§ What is required
Using the entries below, show all lines with the string "FOLFOX".

§ Material supplied
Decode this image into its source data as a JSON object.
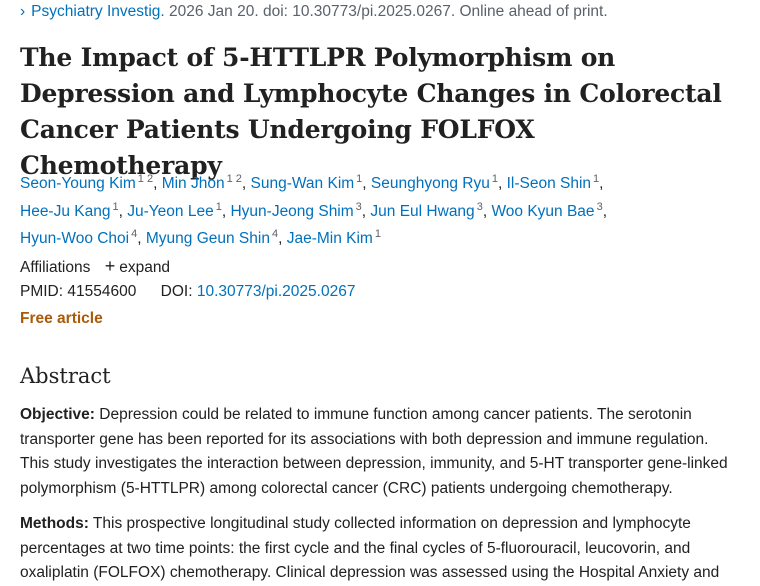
{
  "citation": {
    "chevron": "›",
    "journal": "Psychiatry Investig.",
    "rest": " 2026 Jan 20. doi: 10.30773/pi.2025.0267. Online ahead of print."
  },
  "title": "The Impact of 5-HTTLPR Polymorphism on Depression and Lymphocyte Changes in Colorectal Cancer Patients Undergoing FOLFOX Chemotherapy",
  "authors": [
    {
      "name": "Seon-Young Kim",
      "aff": "1 2"
    },
    {
      "name": "Min Jhon",
      "aff": "1 2"
    },
    {
      "name": "Sung-Wan Kim",
      "aff": "1"
    },
    {
      "name": "Seunghyong Ryu",
      "aff": "1"
    },
    {
      "name": "Il-Seon Shin",
      "aff": "1"
    },
    {
      "name": "Hee-Ju Kang",
      "aff": "1"
    },
    {
      "name": "Ju-Yeon Lee",
      "aff": "1"
    },
    {
      "name": "Hyun-Jeong Shim",
      "aff": "3"
    },
    {
      "name": "Jun Eul Hwang",
      "aff": "3"
    },
    {
      "name": "Woo Kyun Bae",
      "aff": "3"
    },
    {
      "name": "Hyun-Woo Choi",
      "aff": "4"
    },
    {
      "name": "Myung Geun Shin",
      "aff": "4"
    },
    {
      "name": "Jae-Min Kim",
      "aff": "1"
    }
  ],
  "affiliations": {
    "label": "Affiliations",
    "plus": "+",
    "expand": "expand"
  },
  "ids": {
    "pmid_label": "PMID:",
    "pmid": "41554600",
    "doi_label": "DOI:",
    "doi": "10.30773/pi.2025.0267"
  },
  "free_article": "Free article",
  "abstract": {
    "heading": "Abstract",
    "objective_label": "Objective:",
    "objective": "Depression could be related to immune function among cancer patients. The serotonin transporter gene has been reported for its associations with both depression and immune regulation. This study investigates the interaction between depression, immunity, and 5-HT transporter gene-linked polymorphism (5-HTTLPR) among colorectal cancer (CRC) patients undergoing chemotherapy.",
    "methods_label": "Methods:",
    "methods": "This prospective longitudinal study collected information on depression and lymphocyte percentages at two time points: the first cycle and the final cycles of 5-fluorouracil, leucovorin, and oxaliplatin (FOLFOX) chemotherapy. Clinical depression was assessed using the Hospital Anxiety and"
  },
  "colors": {
    "link": "#0071bc",
    "text": "#212121",
    "muted": "#5b616b",
    "free": "#aa5a09"
  }
}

§ Answer section
  "title": "The Impact of 5-HTTLPR Polymorphism on Depression and Lymphocyte Changes in Colorectal Cancer Patients Undergoing FOLFOX Chemotherapy",
    "methods": "This prospective longitudinal study collected information on depression and lymphocyte percentages at two time points: the first cycle and the final cycles of 5-fluorouracil, leucovorin, and oxaliplatin (FOLFOX) chemotherapy. Clinical depression was assessed using the Hospital Anxiety and"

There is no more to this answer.